Records about charts and figures
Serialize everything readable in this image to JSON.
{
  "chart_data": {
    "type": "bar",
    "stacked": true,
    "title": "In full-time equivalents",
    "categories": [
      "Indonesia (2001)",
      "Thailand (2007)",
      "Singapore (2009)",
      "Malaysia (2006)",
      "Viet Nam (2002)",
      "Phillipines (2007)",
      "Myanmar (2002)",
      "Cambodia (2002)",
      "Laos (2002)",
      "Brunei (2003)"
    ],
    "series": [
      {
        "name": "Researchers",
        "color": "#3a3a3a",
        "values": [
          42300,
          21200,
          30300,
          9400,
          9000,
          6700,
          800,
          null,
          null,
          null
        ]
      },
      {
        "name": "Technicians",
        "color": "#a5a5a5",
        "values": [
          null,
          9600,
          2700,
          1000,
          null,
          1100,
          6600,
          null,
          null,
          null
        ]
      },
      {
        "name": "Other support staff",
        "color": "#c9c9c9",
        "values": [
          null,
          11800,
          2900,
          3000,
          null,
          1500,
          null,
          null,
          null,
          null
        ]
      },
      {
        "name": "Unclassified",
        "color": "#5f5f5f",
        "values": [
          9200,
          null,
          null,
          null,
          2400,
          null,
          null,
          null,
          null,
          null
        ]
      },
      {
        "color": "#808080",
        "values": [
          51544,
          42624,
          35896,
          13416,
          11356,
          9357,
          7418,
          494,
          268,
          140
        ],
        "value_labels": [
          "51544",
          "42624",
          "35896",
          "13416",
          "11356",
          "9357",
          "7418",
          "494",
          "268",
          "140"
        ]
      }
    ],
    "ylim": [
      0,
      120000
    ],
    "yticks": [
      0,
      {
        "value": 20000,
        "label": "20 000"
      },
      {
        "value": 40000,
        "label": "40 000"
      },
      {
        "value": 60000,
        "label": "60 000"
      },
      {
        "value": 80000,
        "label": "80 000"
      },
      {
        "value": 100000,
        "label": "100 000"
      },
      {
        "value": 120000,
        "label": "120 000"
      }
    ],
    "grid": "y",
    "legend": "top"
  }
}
==
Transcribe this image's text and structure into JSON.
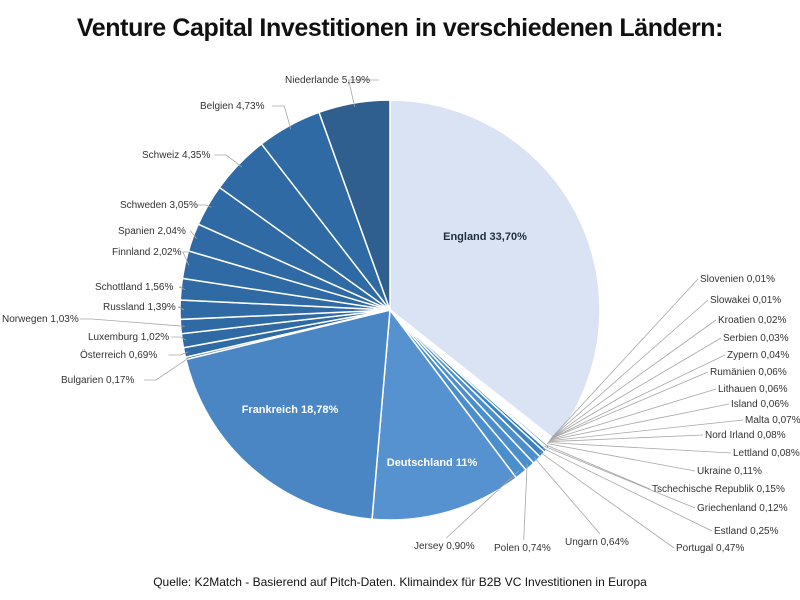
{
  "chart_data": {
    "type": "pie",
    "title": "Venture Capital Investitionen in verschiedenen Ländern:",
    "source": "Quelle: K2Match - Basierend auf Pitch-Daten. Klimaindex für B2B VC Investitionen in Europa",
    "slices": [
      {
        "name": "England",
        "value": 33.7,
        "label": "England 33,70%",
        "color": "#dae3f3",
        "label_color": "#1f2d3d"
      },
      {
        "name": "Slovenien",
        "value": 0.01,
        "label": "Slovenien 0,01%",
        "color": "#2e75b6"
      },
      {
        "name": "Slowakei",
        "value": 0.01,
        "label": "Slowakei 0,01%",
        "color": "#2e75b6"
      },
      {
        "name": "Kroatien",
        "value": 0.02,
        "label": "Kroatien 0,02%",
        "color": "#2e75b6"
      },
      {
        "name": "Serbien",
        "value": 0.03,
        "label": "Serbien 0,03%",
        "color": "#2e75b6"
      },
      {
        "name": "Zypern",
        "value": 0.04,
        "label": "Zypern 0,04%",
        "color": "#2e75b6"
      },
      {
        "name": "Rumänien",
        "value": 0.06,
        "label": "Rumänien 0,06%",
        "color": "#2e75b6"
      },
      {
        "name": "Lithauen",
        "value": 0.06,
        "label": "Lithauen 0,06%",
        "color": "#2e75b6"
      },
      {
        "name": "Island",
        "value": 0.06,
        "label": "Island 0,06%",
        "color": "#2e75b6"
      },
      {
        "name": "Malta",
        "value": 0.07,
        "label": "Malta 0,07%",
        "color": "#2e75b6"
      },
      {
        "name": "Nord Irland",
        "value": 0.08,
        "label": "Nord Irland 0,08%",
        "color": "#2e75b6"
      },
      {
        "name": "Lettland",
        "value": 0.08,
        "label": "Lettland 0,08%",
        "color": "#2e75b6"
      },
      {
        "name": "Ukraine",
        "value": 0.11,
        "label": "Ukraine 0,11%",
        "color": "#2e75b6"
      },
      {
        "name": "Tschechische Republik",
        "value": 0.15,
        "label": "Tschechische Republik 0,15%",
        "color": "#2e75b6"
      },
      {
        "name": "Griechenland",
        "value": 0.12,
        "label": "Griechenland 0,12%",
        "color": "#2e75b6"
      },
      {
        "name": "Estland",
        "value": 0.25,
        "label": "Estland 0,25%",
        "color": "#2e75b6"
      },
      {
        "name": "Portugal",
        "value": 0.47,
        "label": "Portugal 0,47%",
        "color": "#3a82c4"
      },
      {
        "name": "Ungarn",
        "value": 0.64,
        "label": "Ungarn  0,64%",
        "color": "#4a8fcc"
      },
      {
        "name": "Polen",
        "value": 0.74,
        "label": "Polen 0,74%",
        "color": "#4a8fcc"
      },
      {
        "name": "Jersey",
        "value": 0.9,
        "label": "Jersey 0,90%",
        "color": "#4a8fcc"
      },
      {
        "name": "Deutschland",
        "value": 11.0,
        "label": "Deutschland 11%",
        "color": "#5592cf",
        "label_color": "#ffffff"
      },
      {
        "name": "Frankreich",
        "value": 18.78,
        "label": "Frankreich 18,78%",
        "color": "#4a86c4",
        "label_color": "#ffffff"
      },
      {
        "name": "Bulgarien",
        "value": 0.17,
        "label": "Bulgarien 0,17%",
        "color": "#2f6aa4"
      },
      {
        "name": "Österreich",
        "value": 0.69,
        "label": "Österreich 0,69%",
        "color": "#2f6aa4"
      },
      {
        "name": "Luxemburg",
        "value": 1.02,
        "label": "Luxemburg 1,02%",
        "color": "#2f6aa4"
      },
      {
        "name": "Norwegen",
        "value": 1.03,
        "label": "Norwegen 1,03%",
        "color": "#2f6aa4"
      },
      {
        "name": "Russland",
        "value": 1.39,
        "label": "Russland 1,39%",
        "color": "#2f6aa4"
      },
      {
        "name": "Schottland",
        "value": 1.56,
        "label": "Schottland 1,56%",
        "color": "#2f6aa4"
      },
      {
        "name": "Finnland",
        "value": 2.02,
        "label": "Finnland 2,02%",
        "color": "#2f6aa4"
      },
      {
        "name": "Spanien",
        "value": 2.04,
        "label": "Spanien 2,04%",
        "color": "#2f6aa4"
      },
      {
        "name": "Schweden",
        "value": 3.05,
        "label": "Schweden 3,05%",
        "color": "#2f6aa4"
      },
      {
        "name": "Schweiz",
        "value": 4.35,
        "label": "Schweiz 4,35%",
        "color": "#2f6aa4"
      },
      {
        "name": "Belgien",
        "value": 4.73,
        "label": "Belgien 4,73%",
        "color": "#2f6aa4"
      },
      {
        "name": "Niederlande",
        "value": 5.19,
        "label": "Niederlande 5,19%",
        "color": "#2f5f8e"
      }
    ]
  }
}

## Given task:
Take every line from the data above that holds "Luxemburg" and copy it out.

## Response below:
        "name": "Luxemburg",
        "label": "Luxemburg 1,02%",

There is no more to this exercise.